The data must be returned in full and exactly as given.

[Stored data]
===

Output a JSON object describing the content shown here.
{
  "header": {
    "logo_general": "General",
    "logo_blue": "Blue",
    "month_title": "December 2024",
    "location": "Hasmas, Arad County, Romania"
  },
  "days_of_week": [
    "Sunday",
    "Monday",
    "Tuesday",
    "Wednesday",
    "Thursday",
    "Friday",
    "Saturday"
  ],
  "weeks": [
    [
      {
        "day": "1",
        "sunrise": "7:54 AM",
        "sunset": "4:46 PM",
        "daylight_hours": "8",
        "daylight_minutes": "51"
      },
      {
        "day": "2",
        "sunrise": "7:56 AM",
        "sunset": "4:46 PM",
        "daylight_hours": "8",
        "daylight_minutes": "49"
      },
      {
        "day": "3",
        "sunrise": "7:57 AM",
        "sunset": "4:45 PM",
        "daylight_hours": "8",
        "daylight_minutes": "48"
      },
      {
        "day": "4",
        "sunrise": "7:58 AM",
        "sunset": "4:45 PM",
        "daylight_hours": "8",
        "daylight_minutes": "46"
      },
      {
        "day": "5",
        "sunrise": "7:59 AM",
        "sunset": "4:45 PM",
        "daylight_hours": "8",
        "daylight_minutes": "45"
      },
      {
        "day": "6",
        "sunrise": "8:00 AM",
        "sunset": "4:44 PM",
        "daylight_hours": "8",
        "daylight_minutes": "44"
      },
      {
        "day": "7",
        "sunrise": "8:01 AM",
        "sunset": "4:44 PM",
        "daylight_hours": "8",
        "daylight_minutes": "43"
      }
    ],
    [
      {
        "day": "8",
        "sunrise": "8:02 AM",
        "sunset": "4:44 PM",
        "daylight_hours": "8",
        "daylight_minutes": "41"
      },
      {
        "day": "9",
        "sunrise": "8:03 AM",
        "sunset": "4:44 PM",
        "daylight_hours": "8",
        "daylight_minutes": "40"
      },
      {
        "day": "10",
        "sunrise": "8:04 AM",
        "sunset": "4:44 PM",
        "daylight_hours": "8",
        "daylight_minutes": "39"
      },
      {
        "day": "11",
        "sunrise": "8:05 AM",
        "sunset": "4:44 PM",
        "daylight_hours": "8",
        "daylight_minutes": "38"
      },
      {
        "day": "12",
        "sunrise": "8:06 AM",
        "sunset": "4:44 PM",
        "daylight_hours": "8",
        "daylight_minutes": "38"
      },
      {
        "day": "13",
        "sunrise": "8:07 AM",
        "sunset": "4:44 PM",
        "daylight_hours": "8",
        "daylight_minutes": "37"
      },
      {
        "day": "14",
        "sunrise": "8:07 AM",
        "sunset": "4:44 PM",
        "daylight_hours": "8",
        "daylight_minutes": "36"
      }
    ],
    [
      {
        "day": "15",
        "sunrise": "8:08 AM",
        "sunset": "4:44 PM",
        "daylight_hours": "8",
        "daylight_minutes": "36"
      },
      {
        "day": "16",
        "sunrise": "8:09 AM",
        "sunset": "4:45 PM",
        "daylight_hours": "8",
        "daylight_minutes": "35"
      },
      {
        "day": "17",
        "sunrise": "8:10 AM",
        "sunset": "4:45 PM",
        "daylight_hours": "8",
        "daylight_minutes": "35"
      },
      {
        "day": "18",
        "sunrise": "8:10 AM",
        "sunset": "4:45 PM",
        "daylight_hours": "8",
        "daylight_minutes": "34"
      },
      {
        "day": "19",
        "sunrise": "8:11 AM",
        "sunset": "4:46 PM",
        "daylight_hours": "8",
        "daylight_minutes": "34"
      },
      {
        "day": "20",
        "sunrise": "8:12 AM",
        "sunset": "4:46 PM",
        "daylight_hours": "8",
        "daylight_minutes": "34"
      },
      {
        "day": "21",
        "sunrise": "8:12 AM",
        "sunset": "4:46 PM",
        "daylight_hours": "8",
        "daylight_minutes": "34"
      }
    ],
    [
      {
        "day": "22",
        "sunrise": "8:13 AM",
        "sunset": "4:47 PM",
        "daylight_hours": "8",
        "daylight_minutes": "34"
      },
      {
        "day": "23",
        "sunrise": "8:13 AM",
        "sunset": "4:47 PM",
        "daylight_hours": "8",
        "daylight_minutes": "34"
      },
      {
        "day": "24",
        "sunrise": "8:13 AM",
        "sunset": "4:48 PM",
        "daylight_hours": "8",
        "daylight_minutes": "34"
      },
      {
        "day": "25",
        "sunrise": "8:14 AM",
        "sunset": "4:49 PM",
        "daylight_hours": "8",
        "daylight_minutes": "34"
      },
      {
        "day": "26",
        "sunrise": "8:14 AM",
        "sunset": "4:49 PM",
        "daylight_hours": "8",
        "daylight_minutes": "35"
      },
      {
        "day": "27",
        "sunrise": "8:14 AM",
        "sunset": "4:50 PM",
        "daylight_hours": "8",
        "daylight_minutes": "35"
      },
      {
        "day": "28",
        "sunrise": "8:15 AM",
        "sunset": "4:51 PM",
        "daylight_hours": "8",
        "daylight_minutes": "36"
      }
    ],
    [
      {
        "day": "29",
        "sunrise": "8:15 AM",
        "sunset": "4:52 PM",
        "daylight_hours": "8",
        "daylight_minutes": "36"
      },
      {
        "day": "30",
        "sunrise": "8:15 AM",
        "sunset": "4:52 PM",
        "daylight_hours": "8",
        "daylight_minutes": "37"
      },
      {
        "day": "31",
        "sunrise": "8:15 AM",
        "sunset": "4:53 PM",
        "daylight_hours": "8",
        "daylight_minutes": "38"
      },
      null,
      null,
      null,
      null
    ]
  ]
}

===

Response to the exercise.
Output a JSON object describing the content shown here.
{
  "header": {
    "logo_general": "General",
    "logo_blue": "Blue",
    "month_title": "December 2024",
    "location": "Hasmas, Arad County, Romania"
  },
  "days_of_week": [
    "Sunday",
    "Monday",
    "Tuesday",
    "Wednesday",
    "Thursday",
    "Friday",
    "Saturday"
  ],
  "weeks": [
    [
      {
        "day": "1",
        "sunrise": "7:54 AM",
        "sunset": "4:46 PM",
        "daylight_hours": "8",
        "daylight_minutes": "51"
      },
      {
        "day": "2",
        "sunrise": "7:56 AM",
        "sunset": "4:46 PM",
        "daylight_hours": "8",
        "daylight_minutes": "49"
      },
      {
        "day": "3",
        "sunrise": "7:57 AM",
        "sunset": "4:45 PM",
        "daylight_hours": "8",
        "daylight_minutes": "48"
      },
      {
        "day": "4",
        "sunrise": "7:58 AM",
        "sunset": "4:45 PM",
        "daylight_hours": "8",
        "daylight_minutes": "46"
      },
      {
        "day": "5",
        "sunrise": "7:59 AM",
        "sunset": "4:45 PM",
        "daylight_hours": "8",
        "daylight_minutes": "45"
      },
      {
        "day": "6",
        "sunrise": "8:00 AM",
        "sunset": "4:44 PM",
        "daylight_hours": "8",
        "daylight_minutes": "44"
      },
      {
        "day": "7",
        "sunrise": "8:01 AM",
        "sunset": "4:44 PM",
        "daylight_hours": "8",
        "daylight_minutes": "43"
      }
    ],
    [
      {
        "day": "8",
        "sunrise": "8:02 AM",
        "sunset": "4:44 PM",
        "daylight_hours": "8",
        "daylight_minutes": "41"
      },
      {
        "day": "9",
        "sunrise": "8:03 AM",
        "sunset": "4:44 PM",
        "daylight_hours": "8",
        "daylight_minutes": "40"
      },
      {
        "day": "10",
        "sunrise": "8:04 AM",
        "sunset": "4:44 PM",
        "daylight_hours": "8",
        "daylight_minutes": "39"
      },
      {
        "day": "11",
        "sunrise": "8:05 AM",
        "sunset": "4:44 PM",
        "daylight_hours": "8",
        "daylight_minutes": "38"
      },
      {
        "day": "12",
        "sunrise": "8:06 AM",
        "sunset": "4:44 PM",
        "daylight_hours": "8",
        "daylight_minutes": "38"
      },
      {
        "day": "13",
        "sunrise": "8:07 AM",
        "sunset": "4:44 PM",
        "daylight_hours": "8",
        "daylight_minutes": "37"
      },
      {
        "day": "14",
        "sunrise": "8:07 AM",
        "sunset": "4:44 PM",
        "daylight_hours": "8",
        "daylight_minutes": "36"
      }
    ],
    [
      {
        "day": "15",
        "sunrise": "8:08 AM",
        "sunset": "4:44 PM",
        "daylight_hours": "8",
        "daylight_minutes": "36"
      },
      {
        "day": "16",
        "sunrise": "8:09 AM",
        "sunset": "4:45 PM",
        "daylight_hours": "8",
        "daylight_minutes": "35"
      },
      {
        "day": "17",
        "sunrise": "8:10 AM",
        "sunset": "4:45 PM",
        "daylight_hours": "8",
        "daylight_minutes": "35"
      },
      {
        "day": "18",
        "sunrise": "8:10 AM",
        "sunset": "4:45 PM",
        "daylight_hours": "8",
        "daylight_minutes": "34"
      },
      {
        "day": "19",
        "sunrise": "8:11 AM",
        "sunset": "4:46 PM",
        "daylight_hours": "8",
        "daylight_minutes": "34"
      },
      {
        "day": "20",
        "sunrise": "8:12 AM",
        "sunset": "4:46 PM",
        "daylight_hours": "8",
        "daylight_minutes": "34"
      },
      {
        "day": "21",
        "sunrise": "8:12 AM",
        "sunset": "4:46 PM",
        "daylight_hours": "8",
        "daylight_minutes": "34"
      }
    ],
    [
      {
        "day": "22",
        "sunrise": "8:13 AM",
        "sunset": "4:47 PM",
        "daylight_hours": "8",
        "daylight_minutes": "34"
      },
      {
        "day": "23",
        "sunrise": "8:13 AM",
        "sunset": "4:47 PM",
        "daylight_hours": "8",
        "daylight_minutes": "34"
      },
      {
        "day": "24",
        "sunrise": "8:13 AM",
        "sunset": "4:48 PM",
        "daylight_hours": "8",
        "daylight_minutes": "34"
      },
      {
        "day": "25",
        "sunrise": "8:14 AM",
        "sunset": "4:49 PM",
        "daylight_hours": "8",
        "daylight_minutes": "34"
      },
      {
        "day": "26",
        "sunrise": "8:14 AM",
        "sunset": "4:49 PM",
        "daylight_hours": "8",
        "daylight_minutes": "35"
      },
      {
        "day": "27",
        "sunrise": "8:14 AM",
        "sunset": "4:50 PM",
        "daylight_hours": "8",
        "daylight_minutes": "35"
      },
      {
        "day": "28",
        "sunrise": "8:15 AM",
        "sunset": "4:51 PM",
        "daylight_hours": "8",
        "daylight_minutes": "36"
      }
    ],
    [
      {
        "day": "29",
        "sunrise": "8:15 AM",
        "sunset": "4:52 PM",
        "daylight_hours": "8",
        "daylight_minutes": "36"
      },
      {
        "day": "30",
        "sunrise": "8:15 AM",
        "sunset": "4:52 PM",
        "daylight_hours": "8",
        "daylight_minutes": "37"
      },
      {
        "day": "31",
        "sunrise": "8:15 AM",
        "sunset": "4:53 PM",
        "daylight_hours": "8",
        "daylight_minutes": "38"
      },
      null,
      null,
      null,
      null
    ]
  ]
}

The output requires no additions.